==== Entries ====
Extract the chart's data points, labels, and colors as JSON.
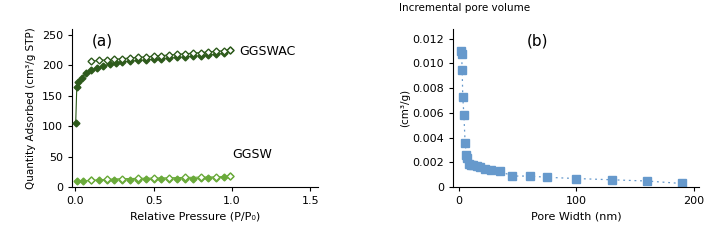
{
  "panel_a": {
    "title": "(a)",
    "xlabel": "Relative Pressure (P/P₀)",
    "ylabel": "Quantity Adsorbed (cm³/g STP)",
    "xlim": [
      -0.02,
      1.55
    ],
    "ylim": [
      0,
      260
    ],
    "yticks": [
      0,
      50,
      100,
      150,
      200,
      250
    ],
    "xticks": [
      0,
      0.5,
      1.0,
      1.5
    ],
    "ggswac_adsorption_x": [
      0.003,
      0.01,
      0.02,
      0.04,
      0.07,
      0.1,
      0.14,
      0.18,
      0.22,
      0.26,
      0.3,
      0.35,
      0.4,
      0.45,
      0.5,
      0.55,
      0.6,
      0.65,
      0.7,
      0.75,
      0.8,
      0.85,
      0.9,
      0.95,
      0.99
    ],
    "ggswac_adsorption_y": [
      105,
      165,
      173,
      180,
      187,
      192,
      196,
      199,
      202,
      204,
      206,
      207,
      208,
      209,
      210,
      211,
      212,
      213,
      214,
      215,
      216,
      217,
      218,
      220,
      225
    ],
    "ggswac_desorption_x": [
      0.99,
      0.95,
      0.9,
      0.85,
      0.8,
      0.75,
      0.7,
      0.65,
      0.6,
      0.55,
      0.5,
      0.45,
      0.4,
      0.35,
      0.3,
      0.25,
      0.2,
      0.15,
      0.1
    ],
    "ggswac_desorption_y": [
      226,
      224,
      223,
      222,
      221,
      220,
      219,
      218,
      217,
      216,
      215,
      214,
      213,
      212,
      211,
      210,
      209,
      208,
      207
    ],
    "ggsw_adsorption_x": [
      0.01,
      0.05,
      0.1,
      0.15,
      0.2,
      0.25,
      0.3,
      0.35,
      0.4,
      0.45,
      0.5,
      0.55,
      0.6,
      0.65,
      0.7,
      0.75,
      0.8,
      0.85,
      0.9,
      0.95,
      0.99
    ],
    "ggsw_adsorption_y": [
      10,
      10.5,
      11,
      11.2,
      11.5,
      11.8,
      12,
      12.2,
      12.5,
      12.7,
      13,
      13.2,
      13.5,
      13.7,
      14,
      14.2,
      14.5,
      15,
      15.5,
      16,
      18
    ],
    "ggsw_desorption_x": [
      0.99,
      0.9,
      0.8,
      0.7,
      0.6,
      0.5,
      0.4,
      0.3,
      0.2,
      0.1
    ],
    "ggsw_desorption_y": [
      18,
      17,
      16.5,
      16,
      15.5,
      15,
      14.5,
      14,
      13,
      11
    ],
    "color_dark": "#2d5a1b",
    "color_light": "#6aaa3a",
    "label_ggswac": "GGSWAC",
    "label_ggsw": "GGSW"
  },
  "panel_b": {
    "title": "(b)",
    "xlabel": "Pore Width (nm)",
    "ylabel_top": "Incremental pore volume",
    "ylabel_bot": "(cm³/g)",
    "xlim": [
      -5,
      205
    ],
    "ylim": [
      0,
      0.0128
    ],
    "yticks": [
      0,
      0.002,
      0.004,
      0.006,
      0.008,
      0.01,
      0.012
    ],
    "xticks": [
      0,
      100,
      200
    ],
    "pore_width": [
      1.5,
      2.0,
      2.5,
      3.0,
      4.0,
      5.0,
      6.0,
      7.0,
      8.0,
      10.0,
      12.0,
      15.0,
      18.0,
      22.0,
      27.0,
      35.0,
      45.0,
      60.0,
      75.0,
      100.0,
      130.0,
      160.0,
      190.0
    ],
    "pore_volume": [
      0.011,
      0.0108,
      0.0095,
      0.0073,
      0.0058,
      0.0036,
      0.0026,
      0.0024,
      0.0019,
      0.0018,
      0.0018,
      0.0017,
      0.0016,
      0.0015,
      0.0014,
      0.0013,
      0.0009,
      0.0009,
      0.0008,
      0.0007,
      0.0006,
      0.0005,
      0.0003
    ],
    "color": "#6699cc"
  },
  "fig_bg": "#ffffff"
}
====
**Problem to solve:**
Repeat all of the records verbatim, leaving out the pictures.

**Answer to this problem:**
Extract the chart's data points, labels, and colors as JSON.
{
  "panel_a": {
    "title": "(a)",
    "xlabel": "Relative Pressure (P/P₀)",
    "ylabel": "Quantity Adsorbed (cm³/g STP)",
    "xlim": [
      -0.02,
      1.55
    ],
    "ylim": [
      0,
      260
    ],
    "yticks": [
      0,
      50,
      100,
      150,
      200,
      250
    ],
    "xticks": [
      0,
      0.5,
      1.0,
      1.5
    ],
    "ggswac_adsorption_x": [
      0.003,
      0.01,
      0.02,
      0.04,
      0.07,
      0.1,
      0.14,
      0.18,
      0.22,
      0.26,
      0.3,
      0.35,
      0.4,
      0.45,
      0.5,
      0.55,
      0.6,
      0.65,
      0.7,
      0.75,
      0.8,
      0.85,
      0.9,
      0.95,
      0.99
    ],
    "ggswac_adsorption_y": [
      105,
      165,
      173,
      180,
      187,
      192,
      196,
      199,
      202,
      204,
      206,
      207,
      208,
      209,
      210,
      211,
      212,
      213,
      214,
      215,
      216,
      217,
      218,
      220,
      225
    ],
    "ggswac_desorption_x": [
      0.99,
      0.95,
      0.9,
      0.85,
      0.8,
      0.75,
      0.7,
      0.65,
      0.6,
      0.55,
      0.5,
      0.45,
      0.4,
      0.35,
      0.3,
      0.25,
      0.2,
      0.15,
      0.1
    ],
    "ggswac_desorption_y": [
      226,
      224,
      223,
      222,
      221,
      220,
      219,
      218,
      217,
      216,
      215,
      214,
      213,
      212,
      211,
      210,
      209,
      208,
      207
    ],
    "ggsw_adsorption_x": [
      0.01,
      0.05,
      0.1,
      0.15,
      0.2,
      0.25,
      0.3,
      0.35,
      0.4,
      0.45,
      0.5,
      0.55,
      0.6,
      0.65,
      0.7,
      0.75,
      0.8,
      0.85,
      0.9,
      0.95,
      0.99
    ],
    "ggsw_adsorption_y": [
      10,
      10.5,
      11,
      11.2,
      11.5,
      11.8,
      12,
      12.2,
      12.5,
      12.7,
      13,
      13.2,
      13.5,
      13.7,
      14,
      14.2,
      14.5,
      15,
      15.5,
      16,
      18
    ],
    "ggsw_desorption_x": [
      0.99,
      0.9,
      0.8,
      0.7,
      0.6,
      0.5,
      0.4,
      0.3,
      0.2,
      0.1
    ],
    "ggsw_desorption_y": [
      18,
      17,
      16.5,
      16,
      15.5,
      15,
      14.5,
      14,
      13,
      11
    ],
    "color_dark": "#2d5a1b",
    "color_light": "#6aaa3a",
    "label_ggswac": "GGSWAC",
    "label_ggsw": "GGSW"
  },
  "panel_b": {
    "title": "(b)",
    "xlabel": "Pore Width (nm)",
    "ylabel_top": "Incremental pore volume",
    "ylabel_bot": "(cm³/g)",
    "xlim": [
      -5,
      205
    ],
    "ylim": [
      0,
      0.0128
    ],
    "yticks": [
      0,
      0.002,
      0.004,
      0.006,
      0.008,
      0.01,
      0.012
    ],
    "xticks": [
      0,
      100,
      200
    ],
    "pore_width": [
      1.5,
      2.0,
      2.5,
      3.0,
      4.0,
      5.0,
      6.0,
      7.0,
      8.0,
      10.0,
      12.0,
      15.0,
      18.0,
      22.0,
      27.0,
      35.0,
      45.0,
      60.0,
      75.0,
      100.0,
      130.0,
      160.0,
      190.0
    ],
    "pore_volume": [
      0.011,
      0.0108,
      0.0095,
      0.0073,
      0.0058,
      0.0036,
      0.0026,
      0.0024,
      0.0019,
      0.0018,
      0.0018,
      0.0017,
      0.0016,
      0.0015,
      0.0014,
      0.0013,
      0.0009,
      0.0009,
      0.0008,
      0.0007,
      0.0006,
      0.0005,
      0.0003
    ],
    "color": "#6699cc"
  },
  "fig_bg": "#ffffff"
}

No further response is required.